=== What is being asked ===
From the data that follows, report how many lines hold the string "national", giving only the number.

=== Supplied material ===
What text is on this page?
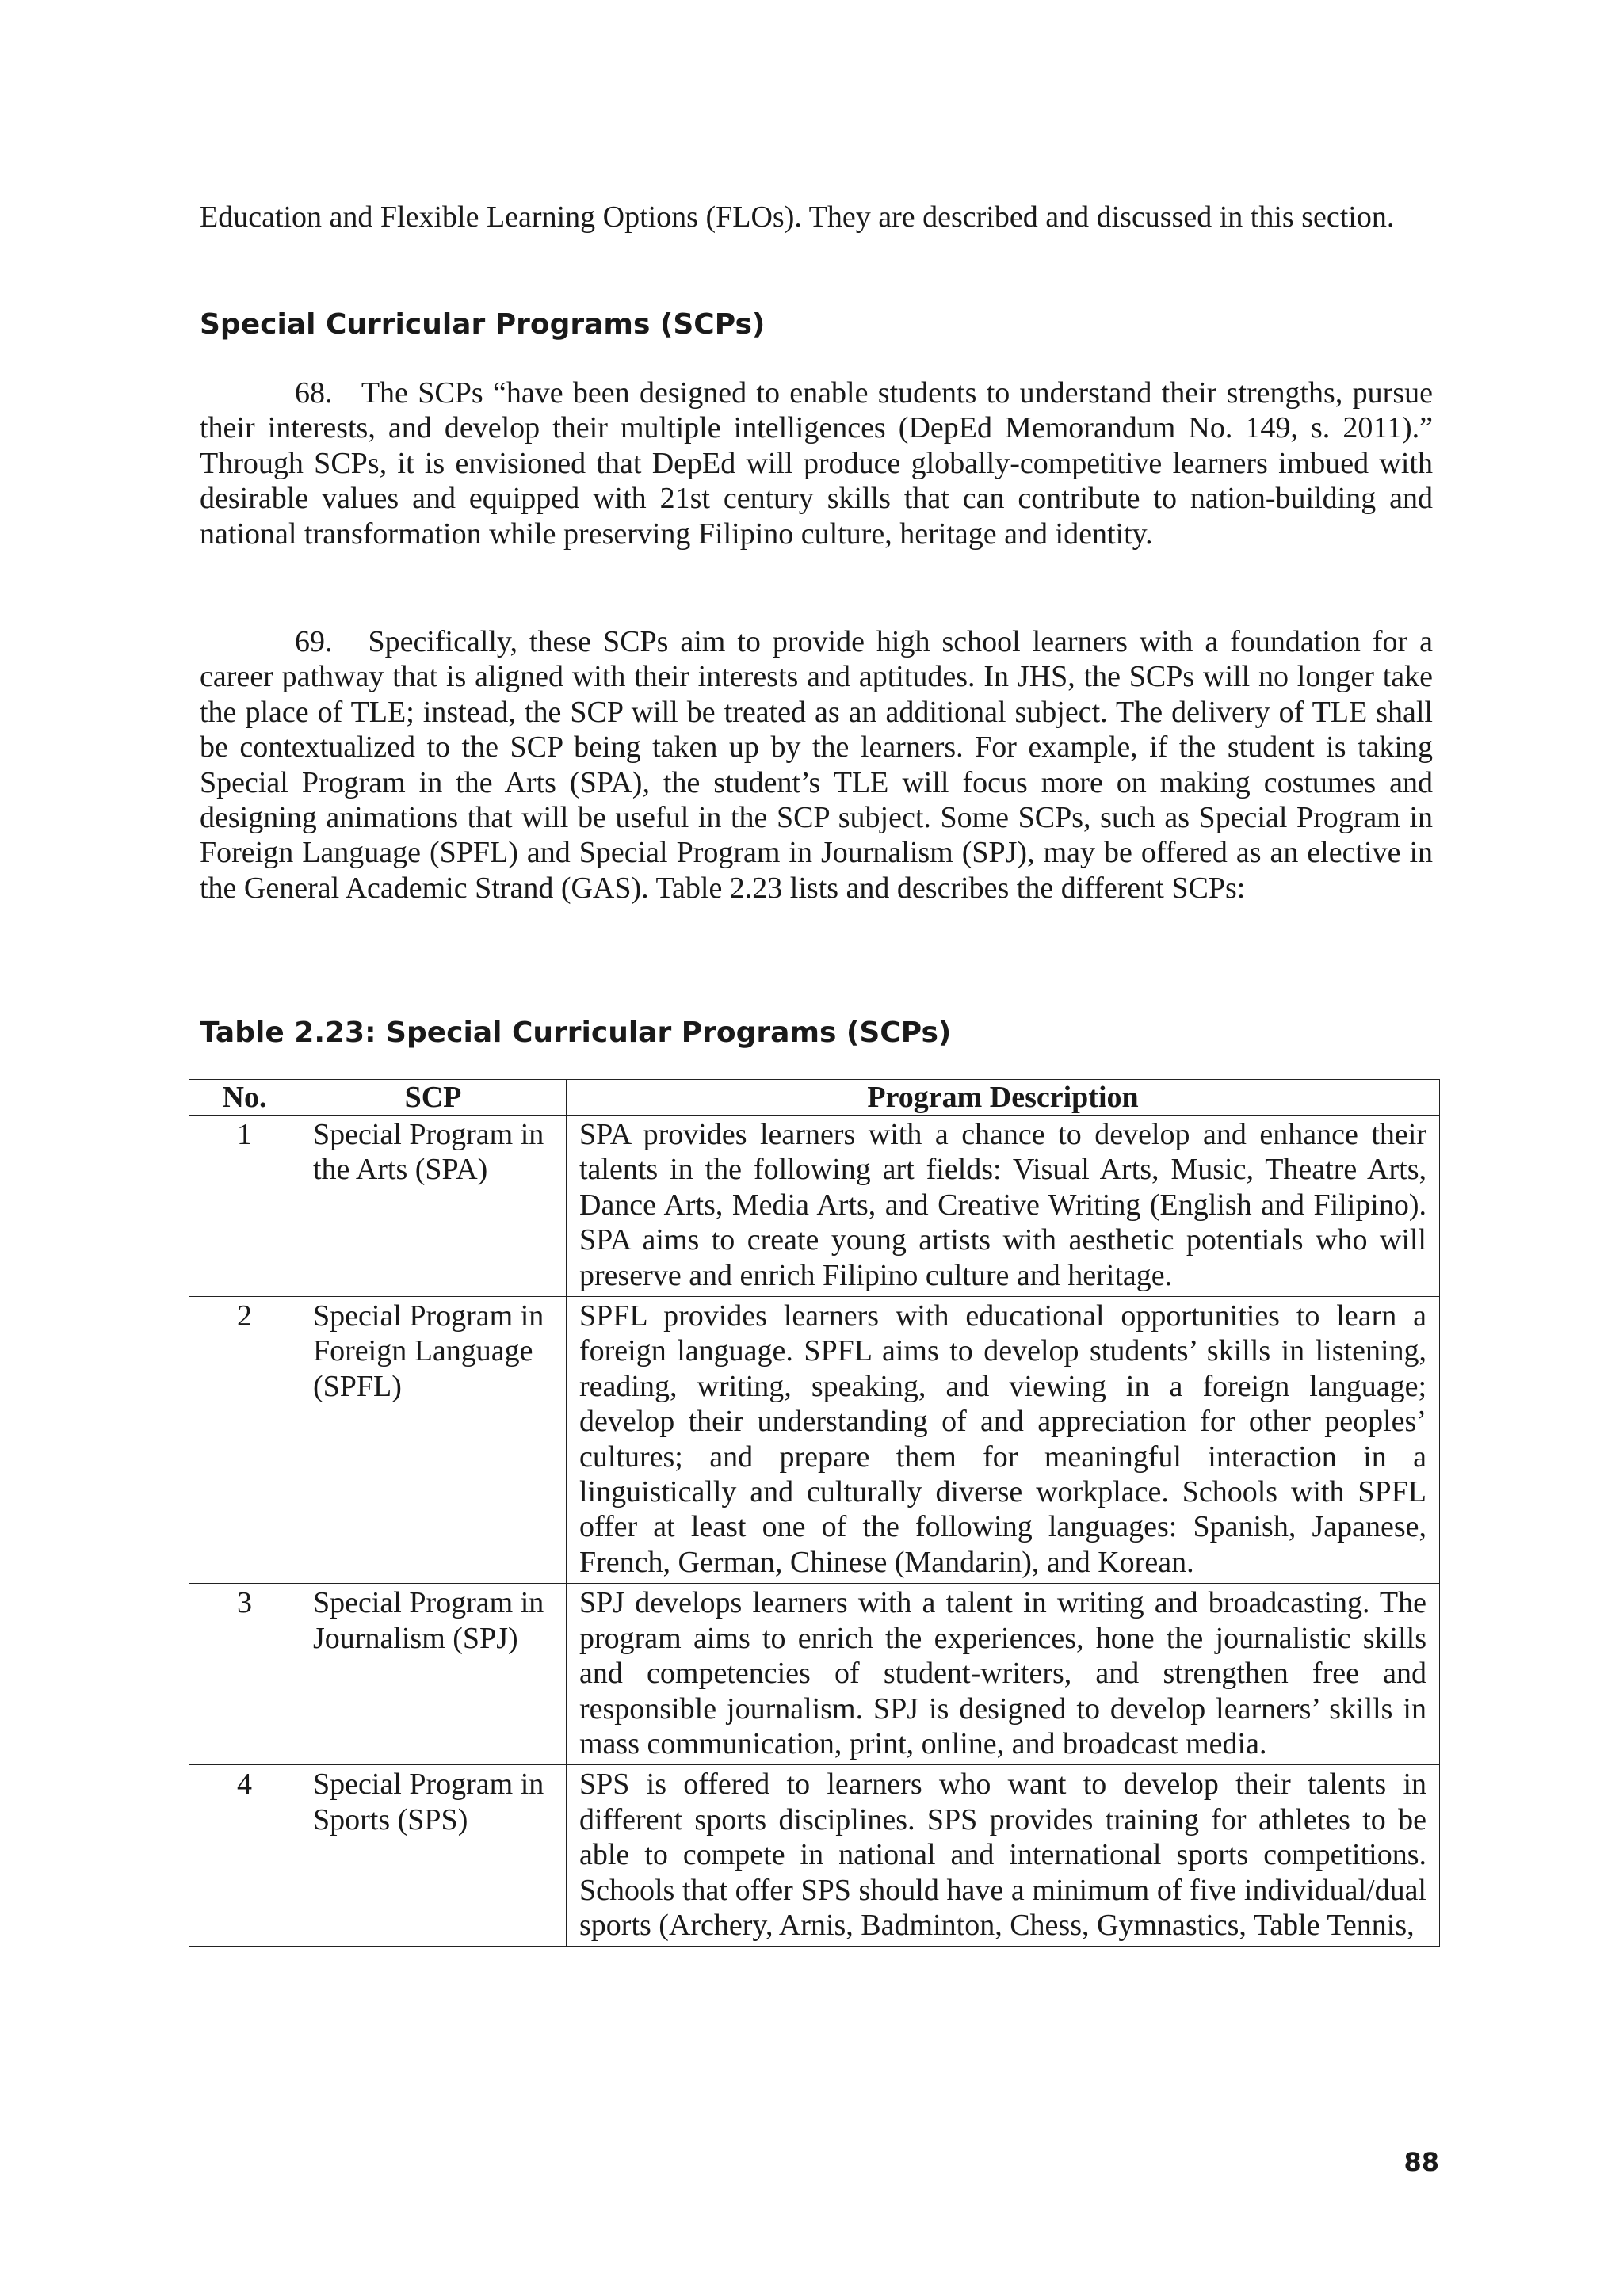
Education and Flexible Learning Options (FLOs). They are described and discussed in this section.

Special Curricular Programs (SCPs)

68. The SCPs “have been designed to enable students to understand their strengths, pursue their interests, and develop their multiple intelligences (DepEd Memorandum No. 149, s. 2011).” Through SCPs, it is envisioned that DepEd will produce globally-competitive learners imbued with desirable values and equipped with 21st century skills that can contribute to nation-building and national transformation while preserving Filipino culture, heritage and identity.

69. Specifically, these SCPs aim to provide high school learners with a foundation for a career pathway that is aligned with their interests and aptitudes. In JHS, the SCPs will no longer take the place of TLE; instead, the SCP will be treated as an additional subject. The delivery of TLE shall be contextualized to the SCP being taken up by the learners. For example, if the student is taking Special Program in the Arts (SPA), the student’s TLE will focus more on making costumes and designing animations that will be useful in the SCP subject. Some SCPs, such as Special Program in Foreign Language (SPFL) and Special Program in Journalism (SPJ), may be offered as an elective in the General Academic Strand (GAS). Table 2.23 lists and describes the different SCPs:

Table 2.23: Special Curricular Programs (SCPs)
No.	SCP	Program Description
1	Special Program in the Arts (SPA)	SPA provides learners with a chance to develop and enhance their talents in the following art fields: Visual Arts, Music, Theatre Arts, Dance Arts, Media Arts, and Creative Writing (English and Filipino). SPA aims to create young artists with aesthetic potentials who will preserve and enrich Filipino culture and heritage.
2	Special Program in Foreign Language (SPFL)	SPFL provides learners with educational opportunities to learn a foreign language. SPFL aims to develop students’ skills in listening, reading, writing, speaking, and viewing in a foreign language; develop their understanding of and appreciation for other peoples’ cultures; and prepare them for meaningful interaction in a linguistically and culturally diverse workplace. Schools with SPFL offer at least one of the following languages: Spanish, Japanese, French, German, Chinese (Mandarin), and Korean.
3	Special Program in Journalism (SPJ)	SPJ develops learners with a talent in writing and broadcasting. The program aims to enrich the experiences, hone the journalistic skills and competencies of student-writers, and strengthen free and responsible journalism. SPJ is designed to develop learners’ skills in mass communication, print, online, and broadcast media.
4	Special Program in Sports (SPS)	SPS is offered to learners who want to develop their talents in different sports disciplines. SPS provides training for athletes to be able to compete in national and international sports competitions. Schools that offer SPS should have a minimum of five individual/dual sports (Archery, Arnis, Badminton, Chess, Gymnastics, Table Tennis,
88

=== In response ===
2